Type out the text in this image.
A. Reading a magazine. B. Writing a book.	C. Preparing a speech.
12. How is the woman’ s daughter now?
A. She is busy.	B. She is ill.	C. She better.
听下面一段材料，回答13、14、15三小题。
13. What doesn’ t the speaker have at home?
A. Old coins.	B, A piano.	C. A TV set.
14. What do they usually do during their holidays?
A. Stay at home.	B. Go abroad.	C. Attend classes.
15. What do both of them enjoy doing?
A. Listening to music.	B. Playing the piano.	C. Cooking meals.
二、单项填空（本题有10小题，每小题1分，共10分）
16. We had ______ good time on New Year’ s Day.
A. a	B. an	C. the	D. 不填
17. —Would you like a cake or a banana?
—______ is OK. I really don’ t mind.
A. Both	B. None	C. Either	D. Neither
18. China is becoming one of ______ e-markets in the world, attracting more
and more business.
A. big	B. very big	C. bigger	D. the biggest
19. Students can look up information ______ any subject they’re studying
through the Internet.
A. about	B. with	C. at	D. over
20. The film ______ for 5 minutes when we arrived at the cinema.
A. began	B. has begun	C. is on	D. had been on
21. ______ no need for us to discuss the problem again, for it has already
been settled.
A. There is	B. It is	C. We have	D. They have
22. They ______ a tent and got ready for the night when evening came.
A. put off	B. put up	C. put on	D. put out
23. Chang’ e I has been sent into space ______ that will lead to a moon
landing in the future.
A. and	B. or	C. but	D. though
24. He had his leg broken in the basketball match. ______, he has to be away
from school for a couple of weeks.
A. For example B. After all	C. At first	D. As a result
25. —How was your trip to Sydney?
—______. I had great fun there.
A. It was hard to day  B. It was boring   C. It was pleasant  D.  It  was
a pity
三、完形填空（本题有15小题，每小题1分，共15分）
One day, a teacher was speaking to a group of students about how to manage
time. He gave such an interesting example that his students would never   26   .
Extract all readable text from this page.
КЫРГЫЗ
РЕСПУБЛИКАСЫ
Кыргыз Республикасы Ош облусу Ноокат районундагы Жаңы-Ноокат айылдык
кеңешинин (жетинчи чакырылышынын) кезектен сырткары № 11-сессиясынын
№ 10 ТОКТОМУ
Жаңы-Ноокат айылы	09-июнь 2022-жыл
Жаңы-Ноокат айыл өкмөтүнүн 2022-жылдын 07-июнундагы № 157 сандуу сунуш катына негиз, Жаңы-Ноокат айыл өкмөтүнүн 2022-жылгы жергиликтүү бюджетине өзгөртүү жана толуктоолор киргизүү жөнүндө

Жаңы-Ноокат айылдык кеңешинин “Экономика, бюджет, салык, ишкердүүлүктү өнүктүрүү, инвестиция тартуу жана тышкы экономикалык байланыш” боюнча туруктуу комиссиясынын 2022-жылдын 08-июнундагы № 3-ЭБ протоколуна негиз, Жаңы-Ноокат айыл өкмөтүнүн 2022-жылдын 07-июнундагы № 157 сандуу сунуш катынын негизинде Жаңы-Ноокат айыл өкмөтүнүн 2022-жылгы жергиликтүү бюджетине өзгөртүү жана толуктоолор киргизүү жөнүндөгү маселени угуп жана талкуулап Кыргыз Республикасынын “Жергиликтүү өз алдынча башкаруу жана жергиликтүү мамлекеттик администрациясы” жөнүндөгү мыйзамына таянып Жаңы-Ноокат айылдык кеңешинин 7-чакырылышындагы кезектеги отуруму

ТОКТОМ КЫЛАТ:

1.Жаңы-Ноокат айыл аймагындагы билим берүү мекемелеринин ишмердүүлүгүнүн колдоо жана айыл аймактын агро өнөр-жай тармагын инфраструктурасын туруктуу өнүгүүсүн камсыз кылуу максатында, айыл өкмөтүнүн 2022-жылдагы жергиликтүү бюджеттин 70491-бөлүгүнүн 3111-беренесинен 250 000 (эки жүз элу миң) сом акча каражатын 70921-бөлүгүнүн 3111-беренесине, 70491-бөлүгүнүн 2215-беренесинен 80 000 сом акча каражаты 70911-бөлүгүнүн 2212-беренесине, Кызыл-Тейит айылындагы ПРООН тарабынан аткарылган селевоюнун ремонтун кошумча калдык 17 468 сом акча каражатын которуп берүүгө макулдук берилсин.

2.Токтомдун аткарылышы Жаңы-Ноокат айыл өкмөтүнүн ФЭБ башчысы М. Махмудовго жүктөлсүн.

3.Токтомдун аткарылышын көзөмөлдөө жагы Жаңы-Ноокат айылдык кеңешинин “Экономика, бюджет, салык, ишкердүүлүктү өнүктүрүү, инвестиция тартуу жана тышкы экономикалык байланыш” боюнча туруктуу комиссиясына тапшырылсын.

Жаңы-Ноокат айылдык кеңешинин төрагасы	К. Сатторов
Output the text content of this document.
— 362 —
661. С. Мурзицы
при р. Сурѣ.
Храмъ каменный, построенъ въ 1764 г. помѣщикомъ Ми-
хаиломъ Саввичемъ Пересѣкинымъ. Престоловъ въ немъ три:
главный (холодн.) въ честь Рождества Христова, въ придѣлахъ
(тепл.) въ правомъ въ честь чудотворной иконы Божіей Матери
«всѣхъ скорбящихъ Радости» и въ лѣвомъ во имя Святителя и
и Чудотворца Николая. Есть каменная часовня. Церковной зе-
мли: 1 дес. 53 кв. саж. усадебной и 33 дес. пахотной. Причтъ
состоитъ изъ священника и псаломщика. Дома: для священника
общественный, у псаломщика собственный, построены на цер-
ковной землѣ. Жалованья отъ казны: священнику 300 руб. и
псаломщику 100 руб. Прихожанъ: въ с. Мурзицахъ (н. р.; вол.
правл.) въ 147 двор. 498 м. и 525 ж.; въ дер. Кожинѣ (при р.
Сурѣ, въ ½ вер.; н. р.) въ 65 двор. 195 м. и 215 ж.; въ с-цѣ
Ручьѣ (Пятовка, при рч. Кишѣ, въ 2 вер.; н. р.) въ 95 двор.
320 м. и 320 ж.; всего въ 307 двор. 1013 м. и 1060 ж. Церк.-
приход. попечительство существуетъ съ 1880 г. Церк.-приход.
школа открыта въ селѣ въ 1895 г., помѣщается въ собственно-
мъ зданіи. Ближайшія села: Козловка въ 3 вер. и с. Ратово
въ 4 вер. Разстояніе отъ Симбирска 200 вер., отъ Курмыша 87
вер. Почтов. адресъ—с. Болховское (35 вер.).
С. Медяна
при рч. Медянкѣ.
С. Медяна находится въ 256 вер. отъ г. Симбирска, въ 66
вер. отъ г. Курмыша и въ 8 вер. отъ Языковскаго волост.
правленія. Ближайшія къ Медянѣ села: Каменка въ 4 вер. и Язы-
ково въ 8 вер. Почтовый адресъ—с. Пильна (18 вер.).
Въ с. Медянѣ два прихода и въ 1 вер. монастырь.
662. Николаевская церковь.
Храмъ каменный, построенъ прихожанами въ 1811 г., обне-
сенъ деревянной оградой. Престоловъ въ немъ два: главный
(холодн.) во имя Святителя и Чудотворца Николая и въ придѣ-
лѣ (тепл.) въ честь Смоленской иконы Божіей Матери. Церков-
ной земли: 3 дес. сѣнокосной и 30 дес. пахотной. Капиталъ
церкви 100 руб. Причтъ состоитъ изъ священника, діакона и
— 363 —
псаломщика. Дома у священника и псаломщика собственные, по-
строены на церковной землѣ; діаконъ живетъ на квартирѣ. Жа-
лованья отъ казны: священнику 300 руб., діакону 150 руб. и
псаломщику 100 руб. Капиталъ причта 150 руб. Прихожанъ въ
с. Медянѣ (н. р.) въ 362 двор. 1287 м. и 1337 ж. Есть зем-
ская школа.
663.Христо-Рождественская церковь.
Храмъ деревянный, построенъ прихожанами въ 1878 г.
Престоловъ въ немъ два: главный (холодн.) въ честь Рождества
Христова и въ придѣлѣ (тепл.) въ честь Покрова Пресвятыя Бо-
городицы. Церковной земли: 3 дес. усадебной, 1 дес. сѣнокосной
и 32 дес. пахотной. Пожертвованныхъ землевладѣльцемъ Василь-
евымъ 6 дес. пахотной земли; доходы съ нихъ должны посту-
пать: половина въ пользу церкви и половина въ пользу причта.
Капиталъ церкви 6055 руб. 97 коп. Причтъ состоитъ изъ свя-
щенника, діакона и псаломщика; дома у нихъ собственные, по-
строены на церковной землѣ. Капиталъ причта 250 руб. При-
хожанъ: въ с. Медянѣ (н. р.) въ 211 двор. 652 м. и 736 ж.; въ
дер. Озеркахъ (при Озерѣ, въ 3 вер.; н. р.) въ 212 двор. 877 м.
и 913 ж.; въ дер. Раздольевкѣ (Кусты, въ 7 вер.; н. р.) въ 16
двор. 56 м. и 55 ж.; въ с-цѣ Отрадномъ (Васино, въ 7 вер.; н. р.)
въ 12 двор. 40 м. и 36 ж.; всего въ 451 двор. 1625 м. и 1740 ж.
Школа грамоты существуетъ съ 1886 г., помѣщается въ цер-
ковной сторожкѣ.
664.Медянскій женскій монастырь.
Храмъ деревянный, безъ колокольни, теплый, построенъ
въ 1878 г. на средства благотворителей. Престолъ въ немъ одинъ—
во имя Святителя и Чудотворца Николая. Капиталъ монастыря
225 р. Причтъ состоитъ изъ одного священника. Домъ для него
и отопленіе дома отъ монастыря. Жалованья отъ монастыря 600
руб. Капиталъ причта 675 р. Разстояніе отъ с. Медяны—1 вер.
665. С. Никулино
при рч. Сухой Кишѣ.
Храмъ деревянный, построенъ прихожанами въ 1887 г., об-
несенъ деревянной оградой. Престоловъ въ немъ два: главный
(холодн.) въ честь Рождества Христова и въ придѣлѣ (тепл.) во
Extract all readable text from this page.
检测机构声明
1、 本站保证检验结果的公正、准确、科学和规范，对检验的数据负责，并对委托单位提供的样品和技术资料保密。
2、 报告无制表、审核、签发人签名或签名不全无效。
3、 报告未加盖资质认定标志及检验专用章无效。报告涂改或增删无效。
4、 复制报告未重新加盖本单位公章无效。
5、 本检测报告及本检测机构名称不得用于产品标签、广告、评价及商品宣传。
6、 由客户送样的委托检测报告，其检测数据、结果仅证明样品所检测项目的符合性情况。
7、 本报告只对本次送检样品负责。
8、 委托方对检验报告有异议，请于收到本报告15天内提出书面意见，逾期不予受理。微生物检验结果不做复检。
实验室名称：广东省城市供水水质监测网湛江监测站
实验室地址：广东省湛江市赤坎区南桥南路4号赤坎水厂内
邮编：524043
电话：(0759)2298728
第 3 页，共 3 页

···

Challenge
Write out every line of the entries that holds the word "монастырь".

Response to this exercise
Въ с. Медянѣ два прихода и въ 1 вер. монастырь.
664.Медянскій женскій монастырь.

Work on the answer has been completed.